**YOUR OBJECTIVE:** Copy out the records precisely, omitting pictures.

**STORED DATA:**
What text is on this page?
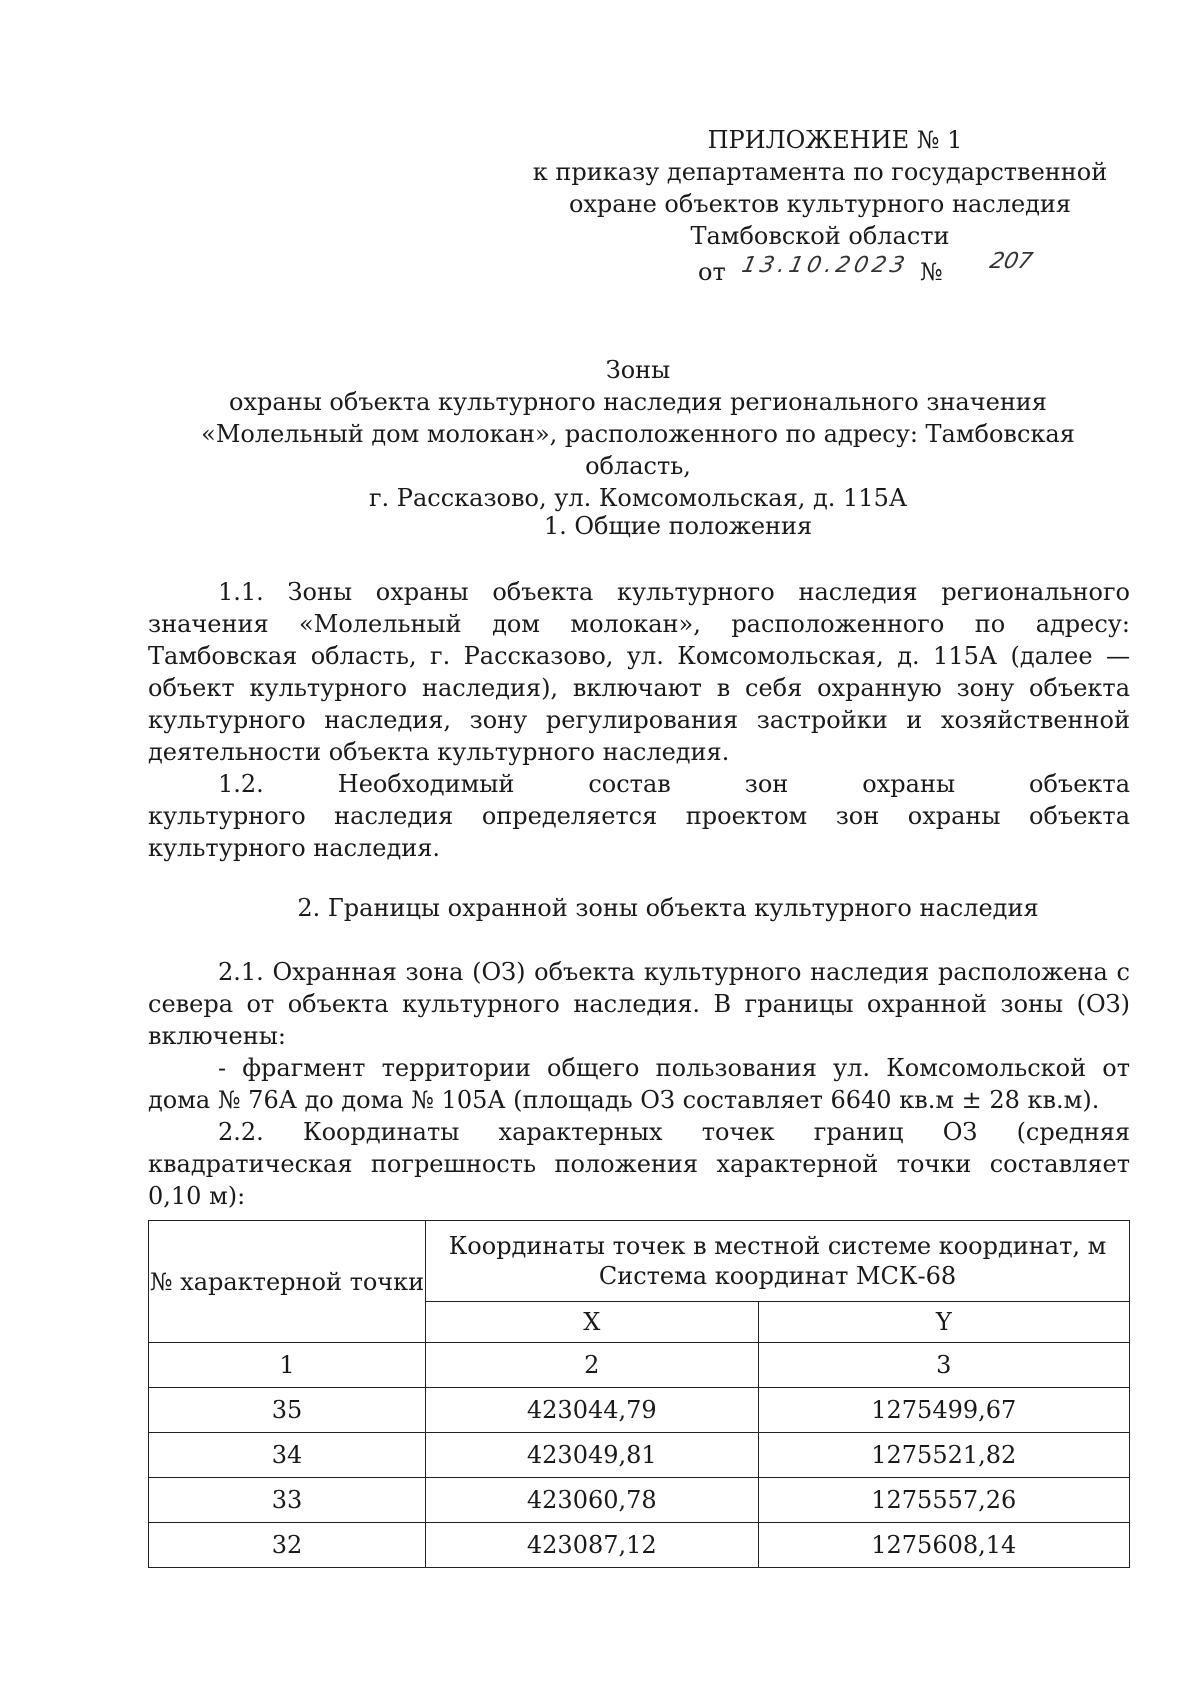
ПРИЛОЖЕНИЕ № 1
к приказу департамента по государственной
охране объектов культурного наследия
Тамбовской области
от 13.10.2023 № 207
Зоны
охраны объекта культурного наследия регионального значения
«Молельный дом молокан», расположенного по адресу: Тамбовская область,
г. Рассказово, ул. Комсомольская, д. 115А
1. Общие положения

1.1. Зоны охраны объекта культурного наследия регионального значения «Молельный дом молокан», расположенного по адресу: Тамбовская область, г. Рассказово, ул. Комсомольская, д. 115А (далее — объект культурного наследия), включают в себя охранную зону объекта культурного наследия, зону регулирования застройки и хозяйственной деятельности объекта культурного наследия.

1.2. Необходимый состав зон охраны объекта

культурного наследия определяется проектом зон охраны объекта культурного наследия.

2. Границы охранной зоны объекта культурного наследия

2.1. Охранная зона (ОЗ) объекта культурного наследия расположена с севера от объекта культурного наследия. В границы охранной зоны (ОЗ) включены:

- фрагмент территории общего пользования ул. Комсомольской от дома № 76А до дома № 105А (площадь ОЗ составляет 6640 кв.м ± 28 кв.м).

2.2. Координаты характерных точек границ ОЗ (средняя квадратическая погрешность положения характерной точки составляет 0,10 м):

№ характерной точки	Координаты точек в местной системе координат, м
Система координат МСК-68	

	X	Y
1	2	3
35	423044,79	1275499,67
34	423049,81	1275521,82
33	423060,78	1275557,26
32	423087,12	1275608,14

**FULL ANSWER:**
What text is on this page?
ПРИЛОЖЕНИЕ № 1
к приказу департамента по государственной
охране объектов культурного наследия
Тамбовской области
от 13.10.2023 № 207
Зоны
охраны объекта культурного наследия регионального значения
«Молельный дом молокан», расположенного по адресу: Тамбовская область,
г. Рассказово, ул. Комсомольская, д. 115А
1. Общие положения

1.1. Зоны охраны объекта культурного наследия регионального значения «Молельный дом молокан», расположенного по адресу: Тамбовская область, г. Рассказово, ул. Комсомольская, д. 115А (далее — объект культурного наследия), включают в себя охранную зону объекта культурного наследия, зону регулирования застройки и хозяйственной деятельности объекта культурного наследия.

1.2. Необходимый состав зон охраны объекта

культурного наследия определяется проектом зон охраны объекта культурного наследия.

2. Границы охранной зоны объекта культурного наследия

2.1. Охранная зона (ОЗ) объекта культурного наследия расположена с севера от объекта культурного наследия. В границы охранной зоны (ОЗ) включены:

- фрагмент территории общего пользования ул. Комсомольской от дома № 76А до дома № 105А (площадь ОЗ составляет 6640 кв.м ± 28 кв.м).

2.2. Координаты характерных точек границ ОЗ (средняя квадратическая погрешность положения характерной точки составляет 0,10 м):

№ характерной точки	Координаты точек в местной системе координат, м
Система координат МСК-68	

	X	Y
1	2	3
35	423044,79	1275499,67
34	423049,81	1275521,82
33	423060,78	1275557,26
32	423087,12	1275608,14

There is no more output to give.